▶ DIRECTIONS FOR THIS TASK:
Give the number of lines in this listing that contain "AWADUKT", with no other words.

▶ DATASET:

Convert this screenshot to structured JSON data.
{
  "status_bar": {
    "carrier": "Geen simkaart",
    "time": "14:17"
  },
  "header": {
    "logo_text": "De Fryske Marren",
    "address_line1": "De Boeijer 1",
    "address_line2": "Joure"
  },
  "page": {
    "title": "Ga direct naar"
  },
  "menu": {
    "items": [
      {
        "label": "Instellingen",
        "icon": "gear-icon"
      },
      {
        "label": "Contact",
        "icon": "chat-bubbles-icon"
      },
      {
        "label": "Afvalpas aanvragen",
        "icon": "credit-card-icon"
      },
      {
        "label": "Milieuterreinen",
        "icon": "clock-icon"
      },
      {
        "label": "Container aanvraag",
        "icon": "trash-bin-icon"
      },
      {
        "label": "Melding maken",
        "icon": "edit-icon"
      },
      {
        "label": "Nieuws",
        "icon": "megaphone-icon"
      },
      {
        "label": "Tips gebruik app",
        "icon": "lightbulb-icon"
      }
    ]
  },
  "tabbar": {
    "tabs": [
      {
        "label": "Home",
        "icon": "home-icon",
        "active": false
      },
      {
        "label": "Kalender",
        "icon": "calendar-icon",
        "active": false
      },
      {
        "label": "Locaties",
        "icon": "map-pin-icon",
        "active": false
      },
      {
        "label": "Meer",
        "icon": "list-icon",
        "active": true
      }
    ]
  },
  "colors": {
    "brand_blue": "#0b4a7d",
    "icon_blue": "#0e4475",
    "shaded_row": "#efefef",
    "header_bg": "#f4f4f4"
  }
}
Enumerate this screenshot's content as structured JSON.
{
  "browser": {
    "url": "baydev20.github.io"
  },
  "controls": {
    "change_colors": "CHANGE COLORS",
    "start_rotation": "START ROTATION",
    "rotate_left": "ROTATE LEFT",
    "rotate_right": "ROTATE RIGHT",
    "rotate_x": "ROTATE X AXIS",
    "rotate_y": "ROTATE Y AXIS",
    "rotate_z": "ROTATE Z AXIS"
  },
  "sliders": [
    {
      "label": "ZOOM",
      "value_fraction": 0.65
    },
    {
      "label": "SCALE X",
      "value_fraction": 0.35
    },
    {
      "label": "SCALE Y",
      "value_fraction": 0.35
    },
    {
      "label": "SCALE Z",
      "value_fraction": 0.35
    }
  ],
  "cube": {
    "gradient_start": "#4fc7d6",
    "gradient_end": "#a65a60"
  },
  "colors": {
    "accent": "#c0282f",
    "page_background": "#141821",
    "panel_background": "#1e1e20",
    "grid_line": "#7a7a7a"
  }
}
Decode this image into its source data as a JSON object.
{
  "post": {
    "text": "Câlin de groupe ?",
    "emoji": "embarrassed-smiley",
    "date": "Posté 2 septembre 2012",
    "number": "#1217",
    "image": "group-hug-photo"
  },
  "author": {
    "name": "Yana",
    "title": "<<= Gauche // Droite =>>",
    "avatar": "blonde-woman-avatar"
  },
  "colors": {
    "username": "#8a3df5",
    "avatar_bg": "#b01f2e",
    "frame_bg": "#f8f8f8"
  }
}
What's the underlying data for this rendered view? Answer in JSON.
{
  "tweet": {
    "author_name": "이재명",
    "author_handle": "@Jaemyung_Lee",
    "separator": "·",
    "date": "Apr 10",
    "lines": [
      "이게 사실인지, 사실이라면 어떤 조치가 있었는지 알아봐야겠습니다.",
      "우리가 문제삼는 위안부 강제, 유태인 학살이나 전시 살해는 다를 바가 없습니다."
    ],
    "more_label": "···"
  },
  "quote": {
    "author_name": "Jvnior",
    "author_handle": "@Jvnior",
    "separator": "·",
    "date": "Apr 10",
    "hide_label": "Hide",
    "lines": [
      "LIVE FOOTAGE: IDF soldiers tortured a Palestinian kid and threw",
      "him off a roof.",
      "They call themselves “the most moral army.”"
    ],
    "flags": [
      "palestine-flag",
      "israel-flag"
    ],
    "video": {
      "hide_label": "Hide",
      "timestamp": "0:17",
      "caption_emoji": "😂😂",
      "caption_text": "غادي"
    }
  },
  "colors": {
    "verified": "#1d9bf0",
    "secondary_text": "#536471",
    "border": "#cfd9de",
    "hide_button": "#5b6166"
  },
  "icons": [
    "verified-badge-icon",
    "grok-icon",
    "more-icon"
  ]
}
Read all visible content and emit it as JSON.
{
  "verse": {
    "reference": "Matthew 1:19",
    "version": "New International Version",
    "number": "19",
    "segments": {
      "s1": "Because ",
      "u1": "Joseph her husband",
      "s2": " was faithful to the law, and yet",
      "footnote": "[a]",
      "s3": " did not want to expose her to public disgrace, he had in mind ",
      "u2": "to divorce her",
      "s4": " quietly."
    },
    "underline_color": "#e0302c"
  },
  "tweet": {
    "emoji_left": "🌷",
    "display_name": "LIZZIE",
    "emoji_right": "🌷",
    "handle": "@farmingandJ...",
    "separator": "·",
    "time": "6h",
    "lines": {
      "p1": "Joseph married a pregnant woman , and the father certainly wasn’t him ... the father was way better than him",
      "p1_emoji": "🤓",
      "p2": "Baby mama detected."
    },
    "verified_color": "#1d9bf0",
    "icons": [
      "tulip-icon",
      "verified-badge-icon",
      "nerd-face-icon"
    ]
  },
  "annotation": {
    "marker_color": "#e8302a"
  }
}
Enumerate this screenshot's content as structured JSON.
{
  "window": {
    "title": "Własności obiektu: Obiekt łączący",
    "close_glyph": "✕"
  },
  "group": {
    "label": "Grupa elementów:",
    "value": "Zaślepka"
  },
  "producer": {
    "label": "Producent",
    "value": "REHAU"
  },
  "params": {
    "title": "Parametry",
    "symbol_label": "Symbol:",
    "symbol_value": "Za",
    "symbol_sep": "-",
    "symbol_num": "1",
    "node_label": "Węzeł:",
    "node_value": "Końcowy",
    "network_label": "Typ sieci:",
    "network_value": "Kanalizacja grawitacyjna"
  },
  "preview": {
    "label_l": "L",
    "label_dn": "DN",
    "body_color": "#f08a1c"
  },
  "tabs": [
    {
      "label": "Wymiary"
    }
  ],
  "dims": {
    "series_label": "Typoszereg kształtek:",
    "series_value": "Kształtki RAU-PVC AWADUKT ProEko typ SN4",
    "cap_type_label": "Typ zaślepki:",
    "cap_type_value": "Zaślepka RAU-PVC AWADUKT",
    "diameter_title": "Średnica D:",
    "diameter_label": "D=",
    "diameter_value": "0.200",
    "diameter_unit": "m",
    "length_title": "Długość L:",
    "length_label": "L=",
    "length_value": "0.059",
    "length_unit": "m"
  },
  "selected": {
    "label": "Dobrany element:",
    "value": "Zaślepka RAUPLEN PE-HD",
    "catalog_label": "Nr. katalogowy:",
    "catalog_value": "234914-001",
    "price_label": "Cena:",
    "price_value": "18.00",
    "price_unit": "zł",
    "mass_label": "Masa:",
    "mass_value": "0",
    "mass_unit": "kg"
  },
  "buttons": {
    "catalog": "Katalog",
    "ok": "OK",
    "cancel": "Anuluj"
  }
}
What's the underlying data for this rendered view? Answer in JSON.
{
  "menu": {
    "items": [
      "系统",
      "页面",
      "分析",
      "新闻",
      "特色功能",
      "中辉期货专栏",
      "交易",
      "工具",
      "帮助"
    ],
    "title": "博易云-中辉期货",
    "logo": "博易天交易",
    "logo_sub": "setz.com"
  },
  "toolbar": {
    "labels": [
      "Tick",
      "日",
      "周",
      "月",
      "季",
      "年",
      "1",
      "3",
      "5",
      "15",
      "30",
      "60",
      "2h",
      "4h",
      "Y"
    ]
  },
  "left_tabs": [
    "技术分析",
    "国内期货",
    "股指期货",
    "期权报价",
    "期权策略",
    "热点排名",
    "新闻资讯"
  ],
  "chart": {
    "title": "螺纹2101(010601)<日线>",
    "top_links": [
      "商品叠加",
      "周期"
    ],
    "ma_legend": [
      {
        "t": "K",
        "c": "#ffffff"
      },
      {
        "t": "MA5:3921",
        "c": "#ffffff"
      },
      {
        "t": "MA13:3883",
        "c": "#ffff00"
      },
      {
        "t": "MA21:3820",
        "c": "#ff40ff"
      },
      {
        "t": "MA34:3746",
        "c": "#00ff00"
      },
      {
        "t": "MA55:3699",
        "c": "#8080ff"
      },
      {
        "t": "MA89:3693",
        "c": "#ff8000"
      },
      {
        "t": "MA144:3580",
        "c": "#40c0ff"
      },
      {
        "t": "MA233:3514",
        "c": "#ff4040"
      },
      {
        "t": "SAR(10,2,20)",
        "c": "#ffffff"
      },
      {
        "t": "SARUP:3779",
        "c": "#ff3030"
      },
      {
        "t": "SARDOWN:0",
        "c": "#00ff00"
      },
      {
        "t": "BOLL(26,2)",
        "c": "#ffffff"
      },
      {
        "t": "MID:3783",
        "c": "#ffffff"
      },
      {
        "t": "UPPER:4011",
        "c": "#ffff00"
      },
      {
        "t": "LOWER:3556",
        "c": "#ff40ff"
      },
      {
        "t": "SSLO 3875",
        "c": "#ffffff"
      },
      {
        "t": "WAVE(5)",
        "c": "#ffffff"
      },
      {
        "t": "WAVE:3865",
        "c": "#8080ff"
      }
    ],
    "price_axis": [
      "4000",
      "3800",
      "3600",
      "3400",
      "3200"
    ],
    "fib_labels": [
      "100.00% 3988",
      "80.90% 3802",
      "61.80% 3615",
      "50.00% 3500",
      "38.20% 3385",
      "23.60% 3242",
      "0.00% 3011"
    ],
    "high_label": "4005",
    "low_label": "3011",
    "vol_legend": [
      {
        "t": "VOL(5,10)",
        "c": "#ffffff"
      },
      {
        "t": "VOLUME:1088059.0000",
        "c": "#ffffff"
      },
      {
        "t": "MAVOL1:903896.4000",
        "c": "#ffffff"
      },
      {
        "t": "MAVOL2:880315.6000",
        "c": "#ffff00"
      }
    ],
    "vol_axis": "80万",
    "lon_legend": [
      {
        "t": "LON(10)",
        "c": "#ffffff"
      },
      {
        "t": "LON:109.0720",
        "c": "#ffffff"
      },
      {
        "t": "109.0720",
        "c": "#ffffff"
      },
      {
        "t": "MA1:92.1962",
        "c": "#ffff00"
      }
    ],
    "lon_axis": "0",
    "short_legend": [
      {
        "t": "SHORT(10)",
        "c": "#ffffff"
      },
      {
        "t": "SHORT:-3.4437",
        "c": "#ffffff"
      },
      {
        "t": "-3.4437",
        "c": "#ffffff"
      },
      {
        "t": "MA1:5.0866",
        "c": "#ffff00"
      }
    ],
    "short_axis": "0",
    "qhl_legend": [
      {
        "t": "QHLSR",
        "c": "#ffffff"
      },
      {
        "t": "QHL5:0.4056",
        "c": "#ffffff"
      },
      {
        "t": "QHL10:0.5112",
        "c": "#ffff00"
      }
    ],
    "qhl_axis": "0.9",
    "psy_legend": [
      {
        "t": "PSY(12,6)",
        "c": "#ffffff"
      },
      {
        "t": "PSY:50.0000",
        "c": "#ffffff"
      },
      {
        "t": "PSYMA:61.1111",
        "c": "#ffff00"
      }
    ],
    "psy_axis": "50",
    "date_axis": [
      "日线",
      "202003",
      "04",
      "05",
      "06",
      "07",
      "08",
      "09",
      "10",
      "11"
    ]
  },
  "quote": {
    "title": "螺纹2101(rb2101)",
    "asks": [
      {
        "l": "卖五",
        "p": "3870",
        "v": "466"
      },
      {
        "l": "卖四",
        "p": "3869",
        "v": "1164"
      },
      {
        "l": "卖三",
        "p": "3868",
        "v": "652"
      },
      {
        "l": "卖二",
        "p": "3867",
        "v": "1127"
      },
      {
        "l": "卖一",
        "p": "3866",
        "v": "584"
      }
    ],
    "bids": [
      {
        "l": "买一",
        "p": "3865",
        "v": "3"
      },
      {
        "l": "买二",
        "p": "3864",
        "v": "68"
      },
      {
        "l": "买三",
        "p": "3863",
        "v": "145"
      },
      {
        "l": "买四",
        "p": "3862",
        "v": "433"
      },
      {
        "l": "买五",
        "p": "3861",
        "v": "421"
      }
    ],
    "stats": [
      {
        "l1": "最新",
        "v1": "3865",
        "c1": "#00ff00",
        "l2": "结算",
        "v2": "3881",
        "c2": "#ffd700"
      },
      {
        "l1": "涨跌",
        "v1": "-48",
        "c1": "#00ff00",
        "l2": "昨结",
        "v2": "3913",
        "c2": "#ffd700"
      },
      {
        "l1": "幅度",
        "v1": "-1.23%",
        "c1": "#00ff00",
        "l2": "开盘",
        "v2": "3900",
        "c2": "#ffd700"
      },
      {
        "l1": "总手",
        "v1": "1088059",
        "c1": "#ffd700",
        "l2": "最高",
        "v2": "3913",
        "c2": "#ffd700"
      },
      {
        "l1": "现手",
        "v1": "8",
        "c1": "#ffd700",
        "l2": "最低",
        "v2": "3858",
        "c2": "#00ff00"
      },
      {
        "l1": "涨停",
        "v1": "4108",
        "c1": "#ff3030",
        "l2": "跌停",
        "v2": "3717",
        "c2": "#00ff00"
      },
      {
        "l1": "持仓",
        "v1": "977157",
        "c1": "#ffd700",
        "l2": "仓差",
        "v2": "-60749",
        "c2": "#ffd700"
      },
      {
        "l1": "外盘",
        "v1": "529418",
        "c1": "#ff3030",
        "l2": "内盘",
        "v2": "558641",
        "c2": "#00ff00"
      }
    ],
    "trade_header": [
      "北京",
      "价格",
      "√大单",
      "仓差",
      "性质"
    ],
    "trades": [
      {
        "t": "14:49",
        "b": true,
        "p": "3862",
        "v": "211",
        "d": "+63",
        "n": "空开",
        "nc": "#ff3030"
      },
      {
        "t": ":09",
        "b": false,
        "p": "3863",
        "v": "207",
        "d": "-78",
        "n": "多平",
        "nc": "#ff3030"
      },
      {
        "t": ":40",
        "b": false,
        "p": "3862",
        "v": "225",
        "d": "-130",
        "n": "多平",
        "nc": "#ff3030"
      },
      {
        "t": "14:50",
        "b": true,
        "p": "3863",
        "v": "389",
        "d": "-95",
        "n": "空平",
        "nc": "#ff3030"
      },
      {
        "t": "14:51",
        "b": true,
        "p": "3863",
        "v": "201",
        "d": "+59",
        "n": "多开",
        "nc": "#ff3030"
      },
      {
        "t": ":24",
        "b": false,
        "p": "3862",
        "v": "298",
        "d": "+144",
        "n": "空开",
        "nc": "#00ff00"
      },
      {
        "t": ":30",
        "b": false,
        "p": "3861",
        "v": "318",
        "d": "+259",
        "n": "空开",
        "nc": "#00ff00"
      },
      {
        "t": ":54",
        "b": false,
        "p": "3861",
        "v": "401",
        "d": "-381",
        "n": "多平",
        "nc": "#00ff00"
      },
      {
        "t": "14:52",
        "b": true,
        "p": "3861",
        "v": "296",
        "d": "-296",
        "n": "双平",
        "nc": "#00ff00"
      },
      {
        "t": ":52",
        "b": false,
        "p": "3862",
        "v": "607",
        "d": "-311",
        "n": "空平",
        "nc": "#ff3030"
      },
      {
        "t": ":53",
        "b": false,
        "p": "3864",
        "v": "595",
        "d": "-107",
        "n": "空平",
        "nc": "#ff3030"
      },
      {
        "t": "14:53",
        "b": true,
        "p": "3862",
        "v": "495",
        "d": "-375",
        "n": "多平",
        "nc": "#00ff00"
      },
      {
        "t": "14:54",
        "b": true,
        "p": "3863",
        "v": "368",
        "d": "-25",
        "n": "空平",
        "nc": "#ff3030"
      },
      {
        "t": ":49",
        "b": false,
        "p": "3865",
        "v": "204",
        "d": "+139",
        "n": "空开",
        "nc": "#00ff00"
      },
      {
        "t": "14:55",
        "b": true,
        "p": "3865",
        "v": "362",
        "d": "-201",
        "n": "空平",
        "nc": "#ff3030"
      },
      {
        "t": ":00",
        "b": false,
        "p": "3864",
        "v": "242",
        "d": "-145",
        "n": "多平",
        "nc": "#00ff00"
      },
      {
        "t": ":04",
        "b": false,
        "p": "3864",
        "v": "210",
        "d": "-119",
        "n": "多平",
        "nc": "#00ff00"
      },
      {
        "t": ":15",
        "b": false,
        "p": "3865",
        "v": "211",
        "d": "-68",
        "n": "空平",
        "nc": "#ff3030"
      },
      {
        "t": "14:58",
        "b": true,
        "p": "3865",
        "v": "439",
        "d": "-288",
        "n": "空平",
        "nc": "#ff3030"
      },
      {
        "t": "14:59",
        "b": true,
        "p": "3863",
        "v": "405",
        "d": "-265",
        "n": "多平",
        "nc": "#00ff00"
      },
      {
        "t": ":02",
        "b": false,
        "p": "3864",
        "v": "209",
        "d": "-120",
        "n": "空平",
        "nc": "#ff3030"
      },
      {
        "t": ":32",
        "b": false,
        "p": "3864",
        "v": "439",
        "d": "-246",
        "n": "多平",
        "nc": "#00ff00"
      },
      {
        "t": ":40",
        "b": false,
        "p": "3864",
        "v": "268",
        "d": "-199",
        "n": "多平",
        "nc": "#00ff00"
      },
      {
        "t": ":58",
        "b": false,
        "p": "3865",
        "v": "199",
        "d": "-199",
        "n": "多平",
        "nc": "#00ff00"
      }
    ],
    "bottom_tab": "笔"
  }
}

▶ THE REPLY:
2